Stated exercise:
Find the lines with "verified" in them and copy them out.

Data items
######
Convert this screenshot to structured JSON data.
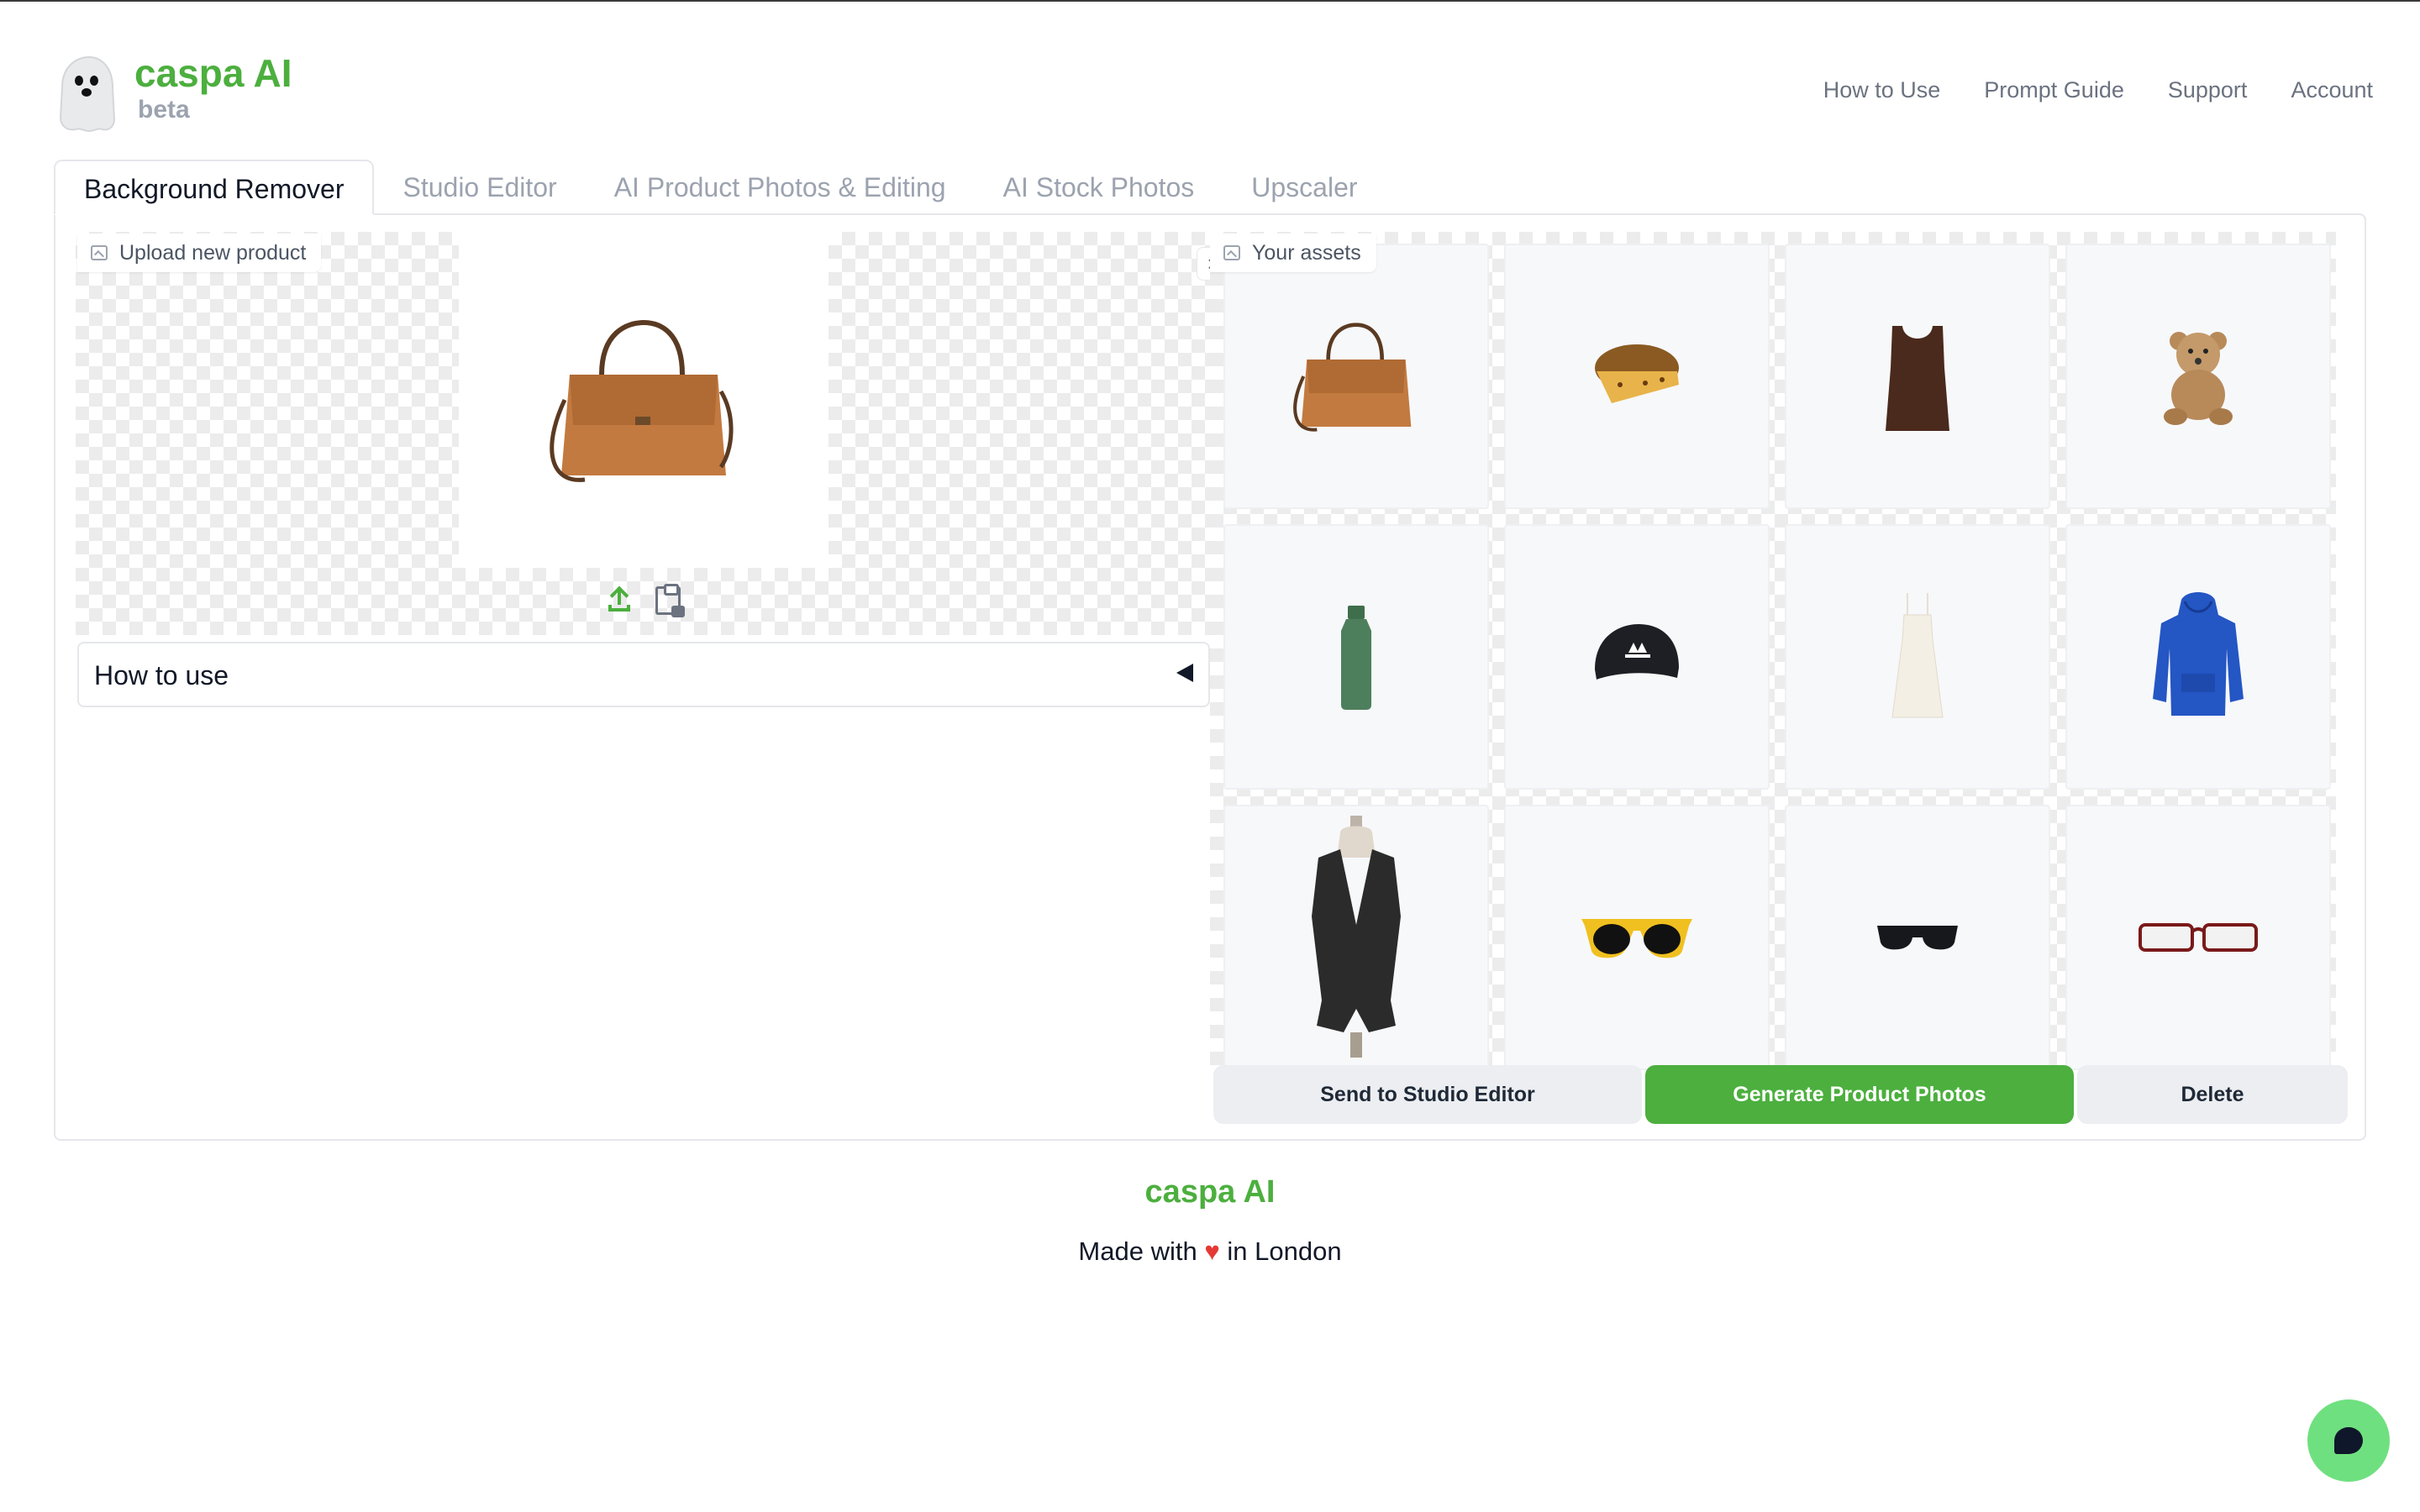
{
  "brand": {
    "name": "caspa AI",
    "tag": "beta"
  },
  "topnav": [
    "How to Use",
    "Prompt Guide",
    "Support",
    "Account"
  ],
  "tabs": [
    "Background Remover",
    "Studio Editor",
    "AI Product Photos & Editing",
    "AI Stock Photos",
    "Upscaler"
  ],
  "upload": {
    "label": "Upload new product",
    "close": "×"
  },
  "howto": {
    "label": "How to use"
  },
  "assets": {
    "label": "Your assets",
    "items": [
      "handbag",
      "panettone",
      "tank-top",
      "teddy-bear",
      "water-bottle",
      "baseball-cap",
      "slip-dress",
      "blue-hoodie",
      "black-vest",
      "yellow-sunglasses",
      "black-sunglasses",
      "red-glasses"
    ]
  },
  "buttons": {
    "send": "Send to Studio Editor",
    "generate": "Generate Product Photos",
    "delete": "Delete"
  },
  "footer": {
    "brand": "caspa AI",
    "made_prefix": "Made with",
    "heart": "♥",
    "made_suffix": "in London"
  },
  "colors": {
    "accent": "#4caf3e",
    "chat": "#6fe07f"
  }
}
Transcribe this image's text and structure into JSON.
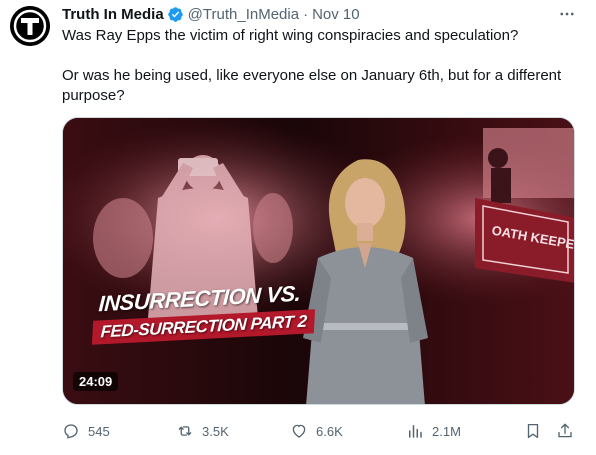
{
  "tweet": {
    "display_name": "Truth In Media",
    "handle": "@Truth_InMedia",
    "separator": "·",
    "date": "Nov 10",
    "text_line1": "Was Ray Epps the victim of right wing conspiracies and speculation?",
    "text_line2": "Or was he being used, like everyone else on January 6th, but for a different",
    "text_line3": "purpose?"
  },
  "media": {
    "headline1": "INSURRECTION VS.",
    "headline2": "FED-SURRECTION PART 2",
    "duration": "24:09",
    "banner_text": "OATH KEEPER"
  },
  "stats": {
    "replies": "545",
    "retweets": "3.5K",
    "likes": "6.6K",
    "views": "2.1M"
  },
  "icons": {
    "avatar": "truth-in-media-logo",
    "verified": "verified-badge-icon",
    "more": "more-icon",
    "reply": "reply-icon",
    "retweet": "retweet-icon",
    "like": "heart-icon",
    "views": "views-icon",
    "bookmark": "bookmark-icon",
    "share": "share-icon"
  },
  "colors": {
    "text_primary": "#0f1419",
    "text_secondary": "#536471",
    "verified": "#1d9bf0",
    "headline_bg": "#b3182b"
  }
}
######
Task response:
    "verified": "verified-badge-icon",
    "verified": "#1d9bf0",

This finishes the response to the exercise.